> **Do this**:
Leave every picture out and write out the records below exactly.

Figure record extracts:
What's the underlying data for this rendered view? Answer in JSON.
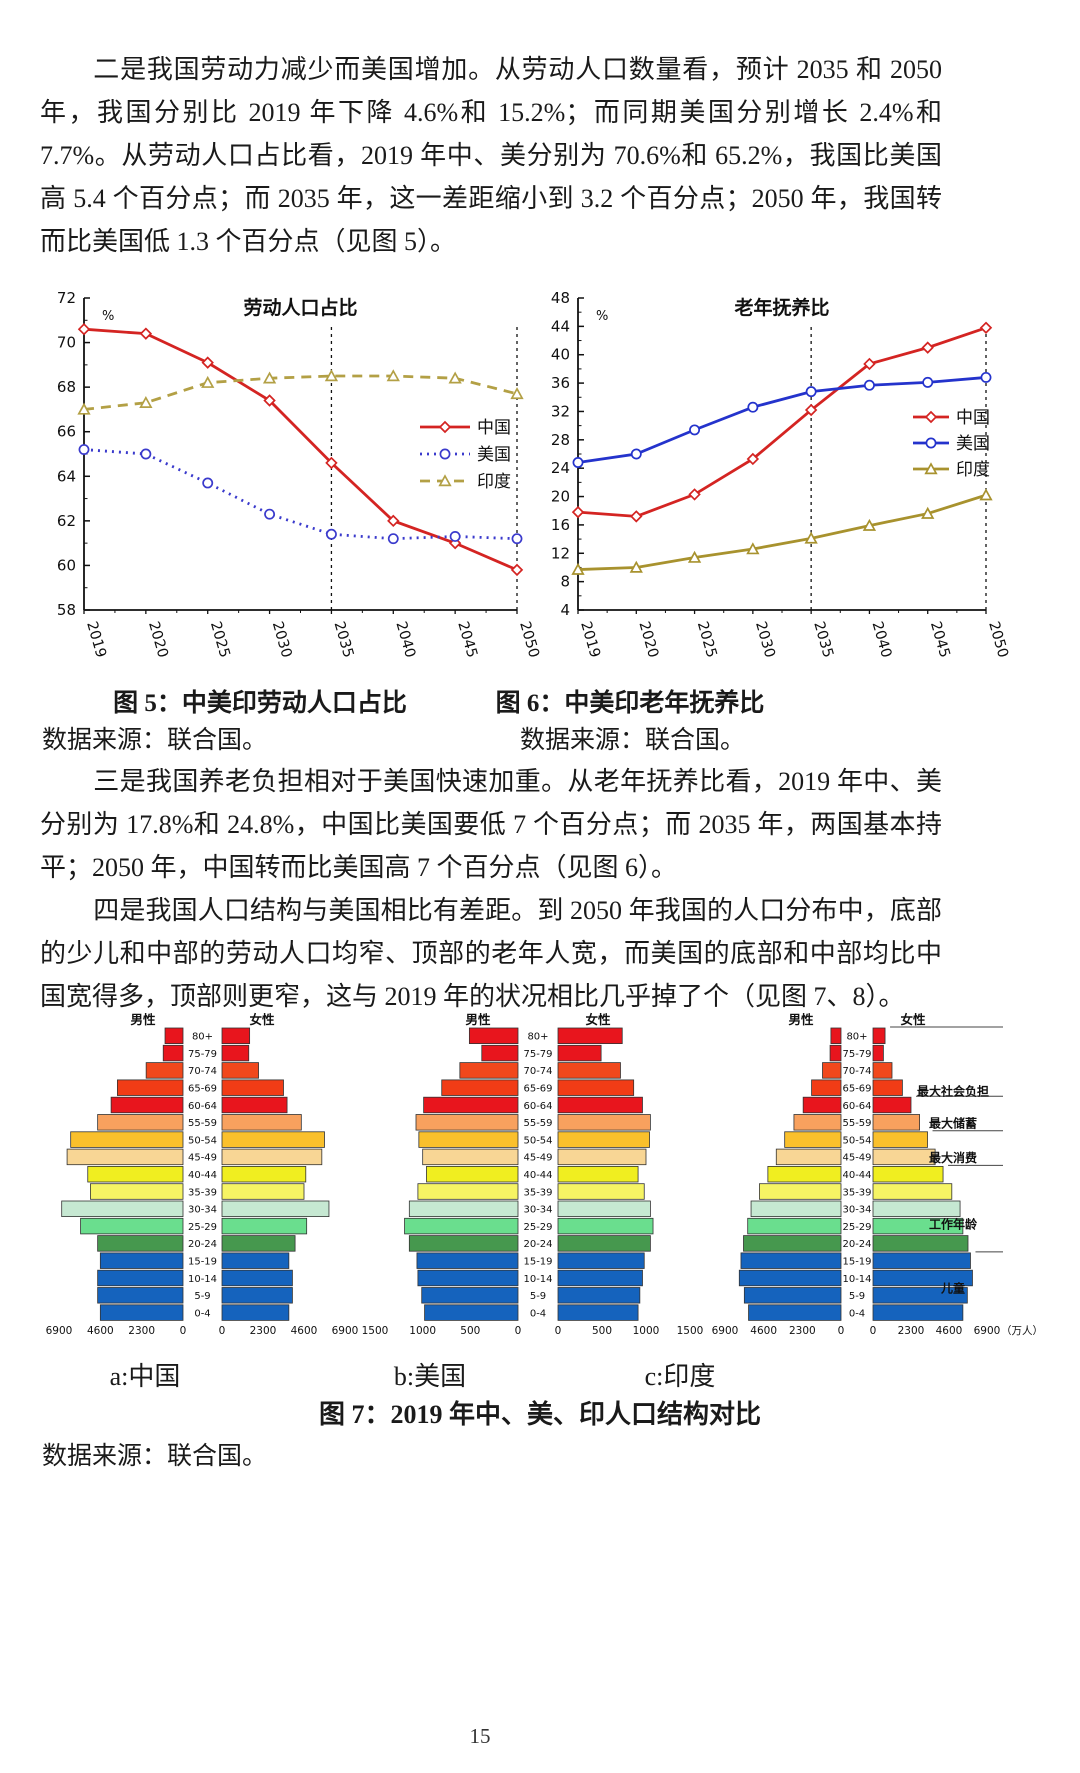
{
  "page": {
    "number": "15"
  },
  "paragraphs": {
    "labor_force": "二是我国劳动力减少而美国增加。从劳动人口数量看，预计 2035 和 2050 年，我国分别比 2019 年下降 4.6%和 15.2%；而同期美国分别增长 2.4%和 7.7%。从劳动人口占比看，2019 年中、美分别为 70.6%和 65.2%，我国比美国高 5.4 个百分点；而 2035 年，这一差距缩小到 3.2 个百分点；2050 年，我国转而比美国低 1.3 个百分点（见图 5）。",
    "dependency": "三是我国养老负担相对于美国快速加重。从老年抚养比看，2019 年中、美分别为 17.8%和 24.8%，中国比美国要低 7 个百分点；而 2035 年，两国基本持平；2050 年，中国转而比美国高 7 个百分点（见图 6）。",
    "structure": "四是我国人口结构与美国相比有差距。到 2050 年我国的人口分布中，底部的少儿和中部的劳动人口均窄、顶部的老年人宽，而美国的底部和中部均比中国宽得多，顶部则更窄，这与 2019 年的状况相比几乎掉了个（见图 7、8）。"
  },
  "figure5": {
    "caption": "图 5：中美印劳动人口占比",
    "source": "数据来源：联合国。"
  },
  "figure6": {
    "caption": "图 6：中美印老年抚养比",
    "source": "数据来源：联合国。"
  },
  "figure7": {
    "caption": "图 7：2019 年中、美、印人口结构对比",
    "source": "数据来源：联合国。",
    "sub_labels": [
      "a:中国",
      "b:美国",
      "c:印度"
    ],
    "gender_headers": [
      "男性",
      "女性"
    ],
    "band_colors": [
      "#e8151d",
      "#e8151d",
      "#f1481c",
      "#f13c16",
      "#e8151d",
      "#f8a15e",
      "#fac02c",
      "#f8d695",
      "#f0ee20",
      "#f6f464",
      "#c6e8d2",
      "#6ade8e",
      "#46984e",
      "#1563bd",
      "#1563bd",
      "#1563bd",
      "#1563bd"
    ]
  },
  "chart_data": [
    {
      "type": "line",
      "title": "劳动人口占比",
      "ylabel": "%",
      "categories": [
        "2019",
        "2020",
        "2025",
        "2030",
        "2035",
        "2040",
        "2045",
        "2050"
      ],
      "ylim": [
        58,
        72
      ],
      "ytick_step": 2,
      "grid": false,
      "legend_position": "right-inside",
      "ref_lines_at": [
        "2035",
        "2050"
      ],
      "series": [
        {
          "name": "中国",
          "color": "#d42422",
          "style": "solid",
          "marker": "diamond",
          "values": [
            70.6,
            70.4,
            69.1,
            67.4,
            64.6,
            62.0,
            61.0,
            59.8
          ]
        },
        {
          "name": "美国",
          "color": "#3a3acc",
          "style": "dotted",
          "marker": "circle",
          "values": [
            65.2,
            65.0,
            63.7,
            62.3,
            61.4,
            61.2,
            61.3,
            61.2
          ]
        },
        {
          "name": "印度",
          "color": "#b3a045",
          "style": "dashed",
          "marker": "triangle",
          "values": [
            67.0,
            67.3,
            68.2,
            68.4,
            68.5,
            68.5,
            68.4,
            67.7
          ]
        }
      ]
    },
    {
      "type": "line",
      "title": "老年抚养比",
      "ylabel": "%",
      "categories": [
        "2019",
        "2020",
        "2025",
        "2030",
        "2035",
        "2040",
        "2045",
        "2050"
      ],
      "ylim": [
        4,
        48
      ],
      "ytick_step": 4,
      "grid": false,
      "legend_position": "right-outside",
      "ref_lines_at": [
        "2035",
        "2050"
      ],
      "series": [
        {
          "name": "中国",
          "color": "#d42422",
          "style": "solid",
          "marker": "diamond",
          "values": [
            17.8,
            17.2,
            20.3,
            25.3,
            32.2,
            38.7,
            41.0,
            43.8
          ]
        },
        {
          "name": "美国",
          "color": "#2433cc",
          "style": "solid",
          "marker": "circle",
          "values": [
            24.8,
            26.0,
            29.4,
            32.6,
            34.8,
            35.7,
            36.1,
            36.8
          ]
        },
        {
          "name": "印度",
          "color": "#a8922e",
          "style": "solid",
          "marker": "triangle",
          "values": [
            9.7,
            10.0,
            11.4,
            12.6,
            14.1,
            15.9,
            17.6,
            20.2
          ]
        }
      ]
    },
    {
      "type": "bar",
      "subtype": "population_pyramid",
      "title": "a:中国",
      "unit": null,
      "axis_max": 6900,
      "axis_ticks": [
        0,
        2300,
        4600,
        6900
      ],
      "age_groups": [
        "80+",
        "75-79",
        "70-74",
        "65-69",
        "60-64",
        "55-59",
        "50-54",
        "45-49",
        "40-44",
        "35-39",
        "30-34",
        "25-29",
        "20-24",
        "15-19",
        "10-14",
        "5-9",
        "0-4"
      ],
      "series": [
        {
          "name": "男性",
          "values": [
            1000,
            1100,
            2050,
            3650,
            4000,
            4750,
            6250,
            6450,
            5300,
            5150,
            6750,
            5700,
            4750,
            4600,
            4750,
            4750,
            4600
          ]
        },
        {
          "name": "女性",
          "values": [
            1550,
            1500,
            2050,
            3450,
            3650,
            4450,
            5750,
            5600,
            4700,
            4600,
            6000,
            4750,
            4100,
            3750,
            3950,
            3950,
            3750
          ]
        }
      ]
    },
    {
      "type": "bar",
      "subtype": "population_pyramid",
      "title": "b:美国",
      "unit": null,
      "axis_max": 1500,
      "axis_ticks": [
        0,
        500,
        1000,
        1500
      ],
      "age_groups": [
        "80+",
        "75-79",
        "70-74",
        "65-69",
        "60-64",
        "55-59",
        "50-54",
        "45-49",
        "40-44",
        "35-39",
        "30-34",
        "25-29",
        "20-24",
        "15-19",
        "10-14",
        "5-9",
        "0-4"
      ],
      "series": [
        {
          "name": "男性",
          "values": [
            510,
            380,
            610,
            800,
            990,
            1070,
            1040,
            1000,
            960,
            1050,
            1140,
            1190,
            1140,
            1060,
            1050,
            1010,
            980
          ]
        },
        {
          "name": "女性",
          "values": [
            730,
            490,
            710,
            860,
            960,
            1050,
            1040,
            1000,
            910,
            980,
            1050,
            1080,
            1050,
            980,
            960,
            930,
            910
          ]
        }
      ]
    },
    {
      "type": "bar",
      "subtype": "population_pyramid",
      "title": "c:印度",
      "unit": "（万人）",
      "axis_max": 6900,
      "axis_ticks": [
        0,
        2300,
        4600,
        6900
      ],
      "age_groups": [
        "80+",
        "75-79",
        "70-74",
        "65-69",
        "60-64",
        "55-59",
        "50-54",
        "45-49",
        "40-44",
        "35-39",
        "30-34",
        "25-29",
        "20-24",
        "15-19",
        "10-14",
        "5-9",
        "0-4"
      ],
      "series": [
        {
          "name": "男性",
          "values": [
            600,
            650,
            1100,
            1750,
            2250,
            2800,
            3350,
            3850,
            4350,
            4850,
            5350,
            5550,
            5800,
            5950,
            6050,
            5750,
            5500
          ]
        },
        {
          "name": "女性",
          "values": [
            730,
            630,
            1150,
            1780,
            2300,
            2820,
            3300,
            3760,
            4240,
            4770,
            5270,
            5440,
            5750,
            5900,
            6020,
            5710,
            5440
          ]
        }
      ],
      "separator_lines_above": [
        "80+",
        "60-64",
        "50-54",
        "40-44",
        "15-19"
      ],
      "annotations": [
        {
          "label": "最大社会负担",
          "from": "80+",
          "to": "65-69"
        },
        {
          "label": "最大储蓄",
          "from": "60-64",
          "to": "55-59"
        },
        {
          "label": "最大消费",
          "from": "50-54",
          "to": "45-49"
        },
        {
          "label": "工作年龄",
          "from": "40-44",
          "to": "20-24"
        },
        {
          "label": "儿童",
          "from": "15-19",
          "to": "0-4"
        }
      ]
    }
  ]
}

> **Output for this exercise**:
What's the underlying data for this rendered view? Answer in JSON.
{
  "page": {
    "number": "15"
  },
  "paragraphs": {
    "labor_force": "二是我国劳动力减少而美国增加。从劳动人口数量看，预计 2035 和 2050 年，我国分别比 2019 年下降 4.6%和 15.2%；而同期美国分别增长 2.4%和 7.7%。从劳动人口占比看，2019 年中、美分别为 70.6%和 65.2%，我国比美国高 5.4 个百分点；而 2035 年，这一差距缩小到 3.2 个百分点；2050 年，我国转而比美国低 1.3 个百分点（见图 5）。",
    "dependency": "三是我国养老负担相对于美国快速加重。从老年抚养比看，2019 年中、美分别为 17.8%和 24.8%，中国比美国要低 7 个百分点；而 2035 年，两国基本持平；2050 年，中国转而比美国高 7 个百分点（见图 6）。",
    "structure": "四是我国人口结构与美国相比有差距。到 2050 年我国的人口分布中，底部的少儿和中部的劳动人口均窄、顶部的老年人宽，而美国的底部和中部均比中国宽得多，顶部则更窄，这与 2019 年的状况相比几乎掉了个（见图 7、8）。"
  },
  "figure5": {
    "caption": "图 5：中美印劳动人口占比",
    "source": "数据来源：联合国。"
  },
  "figure6": {
    "caption": "图 6：中美印老年抚养比",
    "source": "数据来源：联合国。"
  },
  "figure7": {
    "caption": "图 7：2019 年中、美、印人口结构对比",
    "source": "数据来源：联合国。",
    "sub_labels": [
      "a:中国",
      "b:美国",
      "c:印度"
    ],
    "gender_headers": [
      "男性",
      "女性"
    ],
    "band_colors": [
      "#e8151d",
      "#e8151d",
      "#f1481c",
      "#f13c16",
      "#e8151d",
      "#f8a15e",
      "#fac02c",
      "#f8d695",
      "#f0ee20",
      "#f6f464",
      "#c6e8d2",
      "#6ade8e",
      "#46984e",
      "#1563bd",
      "#1563bd",
      "#1563bd",
      "#1563bd"
    ]
  },
  "chart_data": [
    {
      "type": "line",
      "title": "劳动人口占比",
      "ylabel": "%",
      "categories": [
        "2019",
        "2020",
        "2025",
        "2030",
        "2035",
        "2040",
        "2045",
        "2050"
      ],
      "ylim": [
        58,
        72
      ],
      "ytick_step": 2,
      "grid": false,
      "legend_position": "right-inside",
      "ref_lines_at": [
        "2035",
        "2050"
      ],
      "series": [
        {
          "name": "中国",
          "color": "#d42422",
          "style": "solid",
          "marker": "diamond",
          "values": [
            70.6,
            70.4,
            69.1,
            67.4,
            64.6,
            62.0,
            61.0,
            59.8
          ]
        },
        {
          "name": "美国",
          "color": "#3a3acc",
          "style": "dotted",
          "marker": "circle",
          "values": [
            65.2,
            65.0,
            63.7,
            62.3,
            61.4,
            61.2,
            61.3,
            61.2
          ]
        },
        {
          "name": "印度",
          "color": "#b3a045",
          "style": "dashed",
          "marker": "triangle",
          "values": [
            67.0,
            67.3,
            68.2,
            68.4,
            68.5,
            68.5,
            68.4,
            67.7
          ]
        }
      ]
    },
    {
      "type": "line",
      "title": "老年抚养比",
      "ylabel": "%",
      "categories": [
        "2019",
        "2020",
        "2025",
        "2030",
        "2035",
        "2040",
        "2045",
        "2050"
      ],
      "ylim": [
        4,
        48
      ],
      "ytick_step": 4,
      "grid": false,
      "legend_position": "right-outside",
      "ref_lines_at": [
        "2035",
        "2050"
      ],
      "series": [
        {
          "name": "中国",
          "color": "#d42422",
          "style": "solid",
          "marker": "diamond",
          "values": [
            17.8,
            17.2,
            20.3,
            25.3,
            32.2,
            38.7,
            41.0,
            43.8
          ]
        },
        {
          "name": "美国",
          "color": "#2433cc",
          "style": "solid",
          "marker": "circle",
          "values": [
            24.8,
            26.0,
            29.4,
            32.6,
            34.8,
            35.7,
            36.1,
            36.8
          ]
        },
        {
          "name": "印度",
          "color": "#a8922e",
          "style": "solid",
          "marker": "triangle",
          "values": [
            9.7,
            10.0,
            11.4,
            12.6,
            14.1,
            15.9,
            17.6,
            20.2
          ]
        }
      ]
    },
    {
      "type": "bar",
      "subtype": "population_pyramid",
      "title": "a:中国",
      "unit": null,
      "axis_max": 6900,
      "axis_ticks": [
        0,
        2300,
        4600,
        6900
      ],
      "age_groups": [
        "80+",
        "75-79",
        "70-74",
        "65-69",
        "60-64",
        "55-59",
        "50-54",
        "45-49",
        "40-44",
        "35-39",
        "30-34",
        "25-29",
        "20-24",
        "15-19",
        "10-14",
        "5-9",
        "0-4"
      ],
      "series": [
        {
          "name": "男性",
          "values": [
            1000,
            1100,
            2050,
            3650,
            4000,
            4750,
            6250,
            6450,
            5300,
            5150,
            6750,
            5700,
            4750,
            4600,
            4750,
            4750,
            4600
          ]
        },
        {
          "name": "女性",
          "values": [
            1550,
            1500,
            2050,
            3450,
            3650,
            4450,
            5750,
            5600,
            4700,
            4600,
            6000,
            4750,
            4100,
            3750,
            3950,
            3950,
            3750
          ]
        }
      ]
    },
    {
      "type": "bar",
      "subtype": "population_pyramid",
      "title": "b:美国",
      "unit": null,
      "axis_max": 1500,
      "axis_ticks": [
        0,
        500,
        1000,
        1500
      ],
      "age_groups": [
        "80+",
        "75-79",
        "70-74",
        "65-69",
        "60-64",
        "55-59",
        "50-54",
        "45-49",
        "40-44",
        "35-39",
        "30-34",
        "25-29",
        "20-24",
        "15-19",
        "10-14",
        "5-9",
        "0-4"
      ],
      "series": [
        {
          "name": "男性",
          "values": [
            510,
            380,
            610,
            800,
            990,
            1070,
            1040,
            1000,
            960,
            1050,
            1140,
            1190,
            1140,
            1060,
            1050,
            1010,
            980
          ]
        },
        {
          "name": "女性",
          "values": [
            730,
            490,
            710,
            860,
            960,
            1050,
            1040,
            1000,
            910,
            980,
            1050,
            1080,
            1050,
            980,
            960,
            930,
            910
          ]
        }
      ]
    },
    {
      "type": "bar",
      "subtype": "population_pyramid",
      "title": "c:印度",
      "unit": "（万人）",
      "axis_max": 6900,
      "axis_ticks": [
        0,
        2300,
        4600,
        6900
      ],
      "age_groups": [
        "80+",
        "75-79",
        "70-74",
        "65-69",
        "60-64",
        "55-59",
        "50-54",
        "45-49",
        "40-44",
        "35-39",
        "30-34",
        "25-29",
        "20-24",
        "15-19",
        "10-14",
        "5-9",
        "0-4"
      ],
      "series": [
        {
          "name": "男性",
          "values": [
            600,
            650,
            1100,
            1750,
            2250,
            2800,
            3350,
            3850,
            4350,
            4850,
            5350,
            5550,
            5800,
            5950,
            6050,
            5750,
            5500
          ]
        },
        {
          "name": "女性",
          "values": [
            730,
            630,
            1150,
            1780,
            2300,
            2820,
            3300,
            3760,
            4240,
            4770,
            5270,
            5440,
            5750,
            5900,
            6020,
            5710,
            5440
          ]
        }
      ],
      "separator_lines_above": [
        "80+",
        "60-64",
        "50-54",
        "40-44",
        "15-19"
      ],
      "annotations": [
        {
          "label": "最大社会负担",
          "from": "80+",
          "to": "65-69"
        },
        {
          "label": "最大储蓄",
          "from": "60-64",
          "to": "55-59"
        },
        {
          "label": "最大消费",
          "from": "50-54",
          "to": "45-49"
        },
        {
          "label": "工作年龄",
          "from": "40-44",
          "to": "20-24"
        },
        {
          "label": "儿童",
          "from": "15-19",
          "to": "0-4"
        }
      ]
    }
  ]
}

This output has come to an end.